====== DATA EXCERPTS

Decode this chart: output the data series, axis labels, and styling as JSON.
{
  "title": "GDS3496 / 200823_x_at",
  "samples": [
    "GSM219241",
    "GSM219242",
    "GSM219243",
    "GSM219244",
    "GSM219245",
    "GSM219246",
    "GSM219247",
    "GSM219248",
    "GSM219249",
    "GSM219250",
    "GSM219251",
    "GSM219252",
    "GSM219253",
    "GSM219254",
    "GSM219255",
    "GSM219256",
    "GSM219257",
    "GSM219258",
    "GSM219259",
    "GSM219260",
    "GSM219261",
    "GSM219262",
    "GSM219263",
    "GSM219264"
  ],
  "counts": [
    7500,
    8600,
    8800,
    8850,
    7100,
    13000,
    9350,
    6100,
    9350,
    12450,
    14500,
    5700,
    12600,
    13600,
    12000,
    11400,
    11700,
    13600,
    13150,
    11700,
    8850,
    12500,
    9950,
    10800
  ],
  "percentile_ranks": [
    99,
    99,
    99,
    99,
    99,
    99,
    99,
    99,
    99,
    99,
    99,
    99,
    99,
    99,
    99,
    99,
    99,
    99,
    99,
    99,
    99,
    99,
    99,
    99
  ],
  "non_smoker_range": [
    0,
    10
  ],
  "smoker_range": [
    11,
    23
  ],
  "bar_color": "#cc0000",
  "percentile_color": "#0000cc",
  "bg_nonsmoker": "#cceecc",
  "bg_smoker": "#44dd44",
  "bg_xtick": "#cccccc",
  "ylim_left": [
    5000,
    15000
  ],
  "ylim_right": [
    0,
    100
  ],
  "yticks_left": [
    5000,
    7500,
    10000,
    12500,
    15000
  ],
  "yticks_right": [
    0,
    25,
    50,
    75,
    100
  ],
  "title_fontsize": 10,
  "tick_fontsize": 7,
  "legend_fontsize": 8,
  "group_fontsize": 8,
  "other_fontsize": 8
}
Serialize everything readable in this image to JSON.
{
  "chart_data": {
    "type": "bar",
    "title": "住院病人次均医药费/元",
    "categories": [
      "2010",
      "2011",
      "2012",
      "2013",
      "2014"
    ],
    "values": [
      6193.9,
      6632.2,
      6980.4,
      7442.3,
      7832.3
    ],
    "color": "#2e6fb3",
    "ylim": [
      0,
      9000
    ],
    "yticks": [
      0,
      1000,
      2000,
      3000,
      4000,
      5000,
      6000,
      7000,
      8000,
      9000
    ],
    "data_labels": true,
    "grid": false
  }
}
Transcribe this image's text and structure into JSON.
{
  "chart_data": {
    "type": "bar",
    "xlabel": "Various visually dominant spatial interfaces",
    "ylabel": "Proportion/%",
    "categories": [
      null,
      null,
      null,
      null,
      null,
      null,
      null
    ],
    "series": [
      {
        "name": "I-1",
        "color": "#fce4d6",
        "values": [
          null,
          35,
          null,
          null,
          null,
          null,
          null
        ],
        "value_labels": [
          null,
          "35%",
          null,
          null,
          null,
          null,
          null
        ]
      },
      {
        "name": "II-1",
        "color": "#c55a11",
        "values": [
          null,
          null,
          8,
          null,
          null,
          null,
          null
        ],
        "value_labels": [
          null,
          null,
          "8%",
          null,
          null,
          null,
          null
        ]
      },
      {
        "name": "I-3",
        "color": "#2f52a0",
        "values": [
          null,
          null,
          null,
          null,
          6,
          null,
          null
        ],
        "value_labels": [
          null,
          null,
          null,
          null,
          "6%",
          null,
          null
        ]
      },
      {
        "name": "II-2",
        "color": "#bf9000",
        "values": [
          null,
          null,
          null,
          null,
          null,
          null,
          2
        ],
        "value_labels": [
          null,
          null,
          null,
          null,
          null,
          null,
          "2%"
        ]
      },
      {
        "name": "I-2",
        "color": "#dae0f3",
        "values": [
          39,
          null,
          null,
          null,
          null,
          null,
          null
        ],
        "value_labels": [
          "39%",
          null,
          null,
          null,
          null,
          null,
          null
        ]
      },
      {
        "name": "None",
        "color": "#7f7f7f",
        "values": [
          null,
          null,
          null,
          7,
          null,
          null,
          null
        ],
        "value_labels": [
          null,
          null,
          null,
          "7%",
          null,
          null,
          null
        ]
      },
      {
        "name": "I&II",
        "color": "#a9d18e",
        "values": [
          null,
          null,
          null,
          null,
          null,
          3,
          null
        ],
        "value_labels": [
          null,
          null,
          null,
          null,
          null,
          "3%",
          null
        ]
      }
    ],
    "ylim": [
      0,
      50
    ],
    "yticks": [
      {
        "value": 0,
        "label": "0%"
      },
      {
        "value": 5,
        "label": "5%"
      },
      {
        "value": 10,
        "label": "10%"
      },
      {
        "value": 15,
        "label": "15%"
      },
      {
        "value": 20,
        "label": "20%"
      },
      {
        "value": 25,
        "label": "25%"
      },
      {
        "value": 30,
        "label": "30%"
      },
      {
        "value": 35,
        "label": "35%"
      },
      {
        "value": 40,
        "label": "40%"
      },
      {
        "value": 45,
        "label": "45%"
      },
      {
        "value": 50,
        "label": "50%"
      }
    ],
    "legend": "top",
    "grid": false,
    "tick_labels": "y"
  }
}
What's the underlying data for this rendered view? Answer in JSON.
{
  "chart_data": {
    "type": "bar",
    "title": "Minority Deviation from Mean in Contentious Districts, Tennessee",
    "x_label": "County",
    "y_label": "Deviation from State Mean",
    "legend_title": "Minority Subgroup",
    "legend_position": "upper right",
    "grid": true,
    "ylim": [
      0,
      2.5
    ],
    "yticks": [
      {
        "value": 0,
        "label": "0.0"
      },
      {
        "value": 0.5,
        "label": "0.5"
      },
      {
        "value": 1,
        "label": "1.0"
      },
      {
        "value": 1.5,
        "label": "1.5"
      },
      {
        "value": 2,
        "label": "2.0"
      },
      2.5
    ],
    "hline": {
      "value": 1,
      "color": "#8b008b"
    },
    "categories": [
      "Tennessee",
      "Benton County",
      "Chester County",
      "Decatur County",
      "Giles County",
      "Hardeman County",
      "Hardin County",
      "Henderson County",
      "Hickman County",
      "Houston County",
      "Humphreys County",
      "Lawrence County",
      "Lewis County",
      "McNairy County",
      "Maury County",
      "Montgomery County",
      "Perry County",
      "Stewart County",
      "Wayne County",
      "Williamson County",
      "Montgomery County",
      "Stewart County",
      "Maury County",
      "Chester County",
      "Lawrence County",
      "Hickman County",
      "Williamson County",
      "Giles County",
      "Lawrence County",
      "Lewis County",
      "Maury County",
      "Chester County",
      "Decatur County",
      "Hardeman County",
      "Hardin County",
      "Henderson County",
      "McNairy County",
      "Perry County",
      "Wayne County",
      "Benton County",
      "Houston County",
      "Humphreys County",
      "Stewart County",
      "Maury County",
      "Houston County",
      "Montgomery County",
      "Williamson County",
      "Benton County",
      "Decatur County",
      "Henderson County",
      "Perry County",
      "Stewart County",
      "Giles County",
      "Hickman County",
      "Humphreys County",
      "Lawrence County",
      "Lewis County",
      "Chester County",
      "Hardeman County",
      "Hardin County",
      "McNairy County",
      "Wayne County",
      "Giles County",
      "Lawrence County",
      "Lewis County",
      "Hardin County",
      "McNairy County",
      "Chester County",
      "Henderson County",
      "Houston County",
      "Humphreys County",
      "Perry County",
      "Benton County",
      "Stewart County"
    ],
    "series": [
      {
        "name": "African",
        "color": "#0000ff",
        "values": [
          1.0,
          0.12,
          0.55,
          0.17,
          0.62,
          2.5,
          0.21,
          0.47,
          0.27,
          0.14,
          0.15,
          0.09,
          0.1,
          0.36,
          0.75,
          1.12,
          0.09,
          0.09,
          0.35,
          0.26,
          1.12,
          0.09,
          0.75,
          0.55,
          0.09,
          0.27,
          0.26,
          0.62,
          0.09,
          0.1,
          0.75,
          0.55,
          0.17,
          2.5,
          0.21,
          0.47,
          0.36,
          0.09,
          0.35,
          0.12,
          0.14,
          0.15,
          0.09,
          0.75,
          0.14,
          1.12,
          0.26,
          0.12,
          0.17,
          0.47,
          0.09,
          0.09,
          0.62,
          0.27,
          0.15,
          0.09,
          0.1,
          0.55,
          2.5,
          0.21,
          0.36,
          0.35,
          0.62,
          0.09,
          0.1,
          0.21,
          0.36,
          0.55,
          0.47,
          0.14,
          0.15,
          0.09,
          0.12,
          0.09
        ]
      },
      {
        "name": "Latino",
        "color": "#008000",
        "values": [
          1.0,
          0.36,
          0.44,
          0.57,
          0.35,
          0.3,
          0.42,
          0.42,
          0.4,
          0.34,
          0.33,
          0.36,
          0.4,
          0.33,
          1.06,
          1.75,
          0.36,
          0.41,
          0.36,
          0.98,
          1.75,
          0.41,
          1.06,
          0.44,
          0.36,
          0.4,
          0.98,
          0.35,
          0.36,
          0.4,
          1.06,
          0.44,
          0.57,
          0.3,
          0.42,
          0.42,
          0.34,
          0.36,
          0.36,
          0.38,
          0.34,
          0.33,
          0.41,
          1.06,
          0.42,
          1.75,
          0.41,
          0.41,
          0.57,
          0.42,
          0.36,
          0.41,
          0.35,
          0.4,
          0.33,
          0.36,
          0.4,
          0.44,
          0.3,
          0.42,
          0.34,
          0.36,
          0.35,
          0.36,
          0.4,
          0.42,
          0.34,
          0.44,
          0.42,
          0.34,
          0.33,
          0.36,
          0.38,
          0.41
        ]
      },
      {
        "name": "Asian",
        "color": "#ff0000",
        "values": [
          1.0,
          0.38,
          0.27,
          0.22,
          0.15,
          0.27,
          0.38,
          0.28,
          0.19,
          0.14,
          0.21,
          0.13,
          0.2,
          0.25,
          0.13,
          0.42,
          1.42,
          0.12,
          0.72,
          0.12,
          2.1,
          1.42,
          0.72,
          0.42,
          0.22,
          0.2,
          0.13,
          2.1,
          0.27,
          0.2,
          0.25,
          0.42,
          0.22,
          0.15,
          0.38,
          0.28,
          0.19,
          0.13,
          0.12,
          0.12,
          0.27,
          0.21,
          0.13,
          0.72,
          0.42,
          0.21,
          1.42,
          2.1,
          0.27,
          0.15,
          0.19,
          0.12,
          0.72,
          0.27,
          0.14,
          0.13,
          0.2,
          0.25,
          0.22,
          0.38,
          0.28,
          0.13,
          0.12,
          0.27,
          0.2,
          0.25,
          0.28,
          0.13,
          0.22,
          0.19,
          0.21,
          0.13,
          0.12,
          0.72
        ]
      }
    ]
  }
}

============

# [CHALLENGE]
Show the lines of the records that contain the word "Mean".

# [EXPECTED ANSWER]
    "title": "Minority Deviation from Mean in Contentious Districts, Tennessee",
    "y_label": "Deviation from State Mean",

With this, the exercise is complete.